— start —

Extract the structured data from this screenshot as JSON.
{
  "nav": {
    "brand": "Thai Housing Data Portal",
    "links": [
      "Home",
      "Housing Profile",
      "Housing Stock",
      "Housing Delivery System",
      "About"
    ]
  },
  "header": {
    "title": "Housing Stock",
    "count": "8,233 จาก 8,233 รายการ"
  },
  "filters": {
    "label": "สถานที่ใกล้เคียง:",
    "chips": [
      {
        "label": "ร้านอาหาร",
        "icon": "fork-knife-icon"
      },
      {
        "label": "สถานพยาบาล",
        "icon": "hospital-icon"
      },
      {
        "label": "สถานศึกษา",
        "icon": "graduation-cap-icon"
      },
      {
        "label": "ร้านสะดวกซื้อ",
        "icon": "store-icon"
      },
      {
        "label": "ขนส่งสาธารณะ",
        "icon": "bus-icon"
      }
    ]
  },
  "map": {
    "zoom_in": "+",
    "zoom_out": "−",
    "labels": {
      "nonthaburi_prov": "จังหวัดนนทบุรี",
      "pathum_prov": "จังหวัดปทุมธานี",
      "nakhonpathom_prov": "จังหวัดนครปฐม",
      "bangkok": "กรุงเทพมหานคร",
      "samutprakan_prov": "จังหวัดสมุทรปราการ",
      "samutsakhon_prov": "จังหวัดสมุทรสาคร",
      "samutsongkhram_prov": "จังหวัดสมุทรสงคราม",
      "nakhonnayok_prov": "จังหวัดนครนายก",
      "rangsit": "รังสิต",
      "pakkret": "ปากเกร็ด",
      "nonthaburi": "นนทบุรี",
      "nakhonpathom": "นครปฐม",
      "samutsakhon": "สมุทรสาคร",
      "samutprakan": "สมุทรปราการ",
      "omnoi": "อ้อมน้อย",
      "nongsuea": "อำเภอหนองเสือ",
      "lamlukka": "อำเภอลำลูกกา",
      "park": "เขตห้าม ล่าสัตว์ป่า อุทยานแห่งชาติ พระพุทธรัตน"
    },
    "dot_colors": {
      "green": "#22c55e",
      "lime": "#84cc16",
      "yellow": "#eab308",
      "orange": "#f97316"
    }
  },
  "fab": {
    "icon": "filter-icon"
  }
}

— end —

# Written request
Exactly as shown above, return every record.

# Result of the task
Extract the structured data from this screenshot as JSON.
{
  "nav": {
    "brand": "Thai Housing Data Portal",
    "links": [
      "Home",
      "Housing Profile",
      "Housing Stock",
      "Housing Delivery System",
      "About"
    ]
  },
  "header": {
    "title": "Housing Stock",
    "count": "8,233 จาก 8,233 รายการ"
  },
  "filters": {
    "label": "สถานที่ใกล้เคียง:",
    "chips": [
      {
        "label": "ร้านอาหาร",
        "icon": "fork-knife-icon"
      },
      {
        "label": "สถานพยาบาล",
        "icon": "hospital-icon"
      },
      {
        "label": "สถานศึกษา",
        "icon": "graduation-cap-icon"
      },
      {
        "label": "ร้านสะดวกซื้อ",
        "icon": "store-icon"
      },
      {
        "label": "ขนส่งสาธารณะ",
        "icon": "bus-icon"
      }
    ]
  },
  "map": {
    "zoom_in": "+",
    "zoom_out": "−",
    "labels": {
      "nonthaburi_prov": "จังหวัดนนทบุรี",
      "pathum_prov": "จังหวัดปทุมธานี",
      "nakhonpathom_prov": "จังหวัดนครปฐม",
      "bangkok": "กรุงเทพมหานคร",
      "samutprakan_prov": "จังหวัดสมุทรปราการ",
      "samutsakhon_prov": "จังหวัดสมุทรสาคร",
      "samutsongkhram_prov": "จังหวัดสมุทรสงคราม",
      "nakhonnayok_prov": "จังหวัดนครนายก",
      "rangsit": "รังสิต",
      "pakkret": "ปากเกร็ด",
      "nonthaburi": "นนทบุรี",
      "nakhonpathom": "นครปฐม",
      "samutsakhon": "สมุทรสาคร",
      "samutprakan": "สมุทรปราการ",
      "omnoi": "อ้อมน้อย",
      "nongsuea": "อำเภอหนองเสือ",
      "lamlukka": "อำเภอลำลูกกา",
      "park": "เขตห้าม ล่าสัตว์ป่า อุทยานแห่งชาติ พระพุทธรัตน"
    },
    "dot_colors": {
      "green": "#22c55e",
      "lime": "#84cc16",
      "yellow": "#eab308",
      "orange": "#f97316"
    }
  },
  "fab": {
    "icon": "filter-icon"
  }
}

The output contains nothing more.